**What the task asks:** Write down every entry below once more, exactly.

═════ Listing

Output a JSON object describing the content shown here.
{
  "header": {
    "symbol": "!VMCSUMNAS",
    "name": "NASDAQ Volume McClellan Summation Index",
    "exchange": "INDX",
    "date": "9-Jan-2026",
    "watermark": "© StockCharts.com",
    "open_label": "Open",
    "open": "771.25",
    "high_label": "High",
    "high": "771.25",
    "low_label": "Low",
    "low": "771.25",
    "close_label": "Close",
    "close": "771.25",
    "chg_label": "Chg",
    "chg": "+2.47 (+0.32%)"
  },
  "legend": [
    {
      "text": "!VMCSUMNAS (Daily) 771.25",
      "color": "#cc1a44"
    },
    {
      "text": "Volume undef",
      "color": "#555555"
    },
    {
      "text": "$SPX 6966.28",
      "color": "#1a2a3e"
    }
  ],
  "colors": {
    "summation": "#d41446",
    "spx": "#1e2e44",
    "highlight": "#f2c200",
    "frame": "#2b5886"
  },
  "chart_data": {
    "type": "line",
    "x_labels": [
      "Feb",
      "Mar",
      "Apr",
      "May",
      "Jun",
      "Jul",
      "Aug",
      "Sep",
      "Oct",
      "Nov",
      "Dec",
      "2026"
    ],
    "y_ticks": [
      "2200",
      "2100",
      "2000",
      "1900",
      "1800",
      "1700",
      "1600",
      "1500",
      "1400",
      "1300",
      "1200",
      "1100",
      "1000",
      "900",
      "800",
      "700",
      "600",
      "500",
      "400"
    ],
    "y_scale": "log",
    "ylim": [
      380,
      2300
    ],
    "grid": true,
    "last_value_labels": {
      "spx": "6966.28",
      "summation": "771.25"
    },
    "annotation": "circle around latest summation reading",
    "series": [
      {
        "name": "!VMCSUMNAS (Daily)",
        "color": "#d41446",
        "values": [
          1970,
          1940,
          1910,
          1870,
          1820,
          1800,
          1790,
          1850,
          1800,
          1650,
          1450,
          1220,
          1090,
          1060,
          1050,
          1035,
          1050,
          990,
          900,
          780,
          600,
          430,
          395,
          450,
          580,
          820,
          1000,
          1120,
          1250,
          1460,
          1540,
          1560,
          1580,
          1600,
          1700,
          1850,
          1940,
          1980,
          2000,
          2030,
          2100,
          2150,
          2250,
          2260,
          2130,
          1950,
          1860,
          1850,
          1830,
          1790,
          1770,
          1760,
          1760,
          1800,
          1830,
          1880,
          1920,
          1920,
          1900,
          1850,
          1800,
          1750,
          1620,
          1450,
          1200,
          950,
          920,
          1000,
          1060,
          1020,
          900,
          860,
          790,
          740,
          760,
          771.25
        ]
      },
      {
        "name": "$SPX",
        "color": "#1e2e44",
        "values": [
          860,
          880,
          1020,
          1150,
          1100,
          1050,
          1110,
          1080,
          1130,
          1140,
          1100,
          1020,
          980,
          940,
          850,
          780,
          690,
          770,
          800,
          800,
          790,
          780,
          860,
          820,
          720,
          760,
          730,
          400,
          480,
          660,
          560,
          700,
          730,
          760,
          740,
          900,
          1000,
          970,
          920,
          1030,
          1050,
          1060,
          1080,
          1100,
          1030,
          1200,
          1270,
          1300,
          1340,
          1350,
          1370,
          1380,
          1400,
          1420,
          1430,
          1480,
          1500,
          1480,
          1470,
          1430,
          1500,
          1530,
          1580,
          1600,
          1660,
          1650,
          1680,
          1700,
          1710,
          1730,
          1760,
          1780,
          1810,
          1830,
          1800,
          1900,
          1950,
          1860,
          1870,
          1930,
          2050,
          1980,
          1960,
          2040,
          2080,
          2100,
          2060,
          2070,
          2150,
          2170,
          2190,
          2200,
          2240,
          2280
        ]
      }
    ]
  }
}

══════════

**Output of the task:**
Output a JSON object describing the content shown here.
{
  "header": {
    "symbol": "!VMCSUMNAS",
    "name": "NASDAQ Volume McClellan Summation Index",
    "exchange": "INDX",
    "date": "9-Jan-2026",
    "watermark": "© StockCharts.com",
    "open_label": "Open",
    "open": "771.25",
    "high_label": "High",
    "high": "771.25",
    "low_label": "Low",
    "low": "771.25",
    "close_label": "Close",
    "close": "771.25",
    "chg_label": "Chg",
    "chg": "+2.47 (+0.32%)"
  },
  "legend": [
    {
      "text": "!VMCSUMNAS (Daily) 771.25",
      "color": "#cc1a44"
    },
    {
      "text": "Volume undef",
      "color": "#555555"
    },
    {
      "text": "$SPX 6966.28",
      "color": "#1a2a3e"
    }
  ],
  "colors": {
    "summation": "#d41446",
    "spx": "#1e2e44",
    "highlight": "#f2c200",
    "frame": "#2b5886"
  },
  "chart_data": {
    "type": "line",
    "x_labels": [
      "Feb",
      "Mar",
      "Apr",
      "May",
      "Jun",
      "Jul",
      "Aug",
      "Sep",
      "Oct",
      "Nov",
      "Dec",
      "2026"
    ],
    "y_ticks": [
      "2200",
      "2100",
      "2000",
      "1900",
      "1800",
      "1700",
      "1600",
      "1500",
      "1400",
      "1300",
      "1200",
      "1100",
      "1000",
      "900",
      "800",
      "700",
      "600",
      "500",
      "400"
    ],
    "y_scale": "log",
    "ylim": [
      380,
      2300
    ],
    "grid": true,
    "last_value_labels": {
      "spx": "6966.28",
      "summation": "771.25"
    },
    "annotation": "circle around latest summation reading",
    "series": [
      {
        "name": "!VMCSUMNAS (Daily)",
        "color": "#d41446",
        "values": [
          1970,
          1940,
          1910,
          1870,
          1820,
          1800,
          1790,
          1850,
          1800,
          1650,
          1450,
          1220,
          1090,
          1060,
          1050,
          1035,
          1050,
          990,
          900,
          780,
          600,
          430,
          395,
          450,
          580,
          820,
          1000,
          1120,
          1250,
          1460,
          1540,
          1560,
          1580,
          1600,
          1700,
          1850,
          1940,
          1980,
          2000,
          2030,
          2100,
          2150,
          2250,
          2260,
          2130,
          1950,
          1860,
          1850,
          1830,
          1790,
          1770,
          1760,
          1760,
          1800,
          1830,
          1880,
          1920,
          1920,
          1900,
          1850,
          1800,
          1750,
          1620,
          1450,
          1200,
          950,
          920,
          1000,
          1060,
          1020,
          900,
          860,
          790,
          740,
          760,
          771.25
        ]
      },
      {
        "name": "$SPX",
        "color": "#1e2e44",
        "values": [
          860,
          880,
          1020,
          1150,
          1100,
          1050,
          1110,
          1080,
          1130,
          1140,
          1100,
          1020,
          980,
          940,
          850,
          780,
          690,
          770,
          800,
          800,
          790,
          780,
          860,
          820,
          720,
          760,
          730,
          400,
          480,
          660,
          560,
          700,
          730,
          760,
          740,
          900,
          1000,
          970,
          920,
          1030,
          1050,
          1060,
          1080,
          1100,
          1030,
          1200,
          1270,
          1300,
          1340,
          1350,
          1370,
          1380,
          1400,
          1420,
          1430,
          1480,
          1500,
          1480,
          1470,
          1430,
          1500,
          1530,
          1580,
          1600,
          1660,
          1650,
          1680,
          1700,
          1710,
          1730,
          1760,
          1780,
          1810,
          1830,
          1800,
          1900,
          1950,
          1860,
          1870,
          1930,
          2050,
          1980,
          1960,
          2040,
          2080,
          2100,
          2060,
          2070,
          2150,
          2170,
          2190,
          2200,
          2240,
          2280
        ]
      }
    ]
  }
}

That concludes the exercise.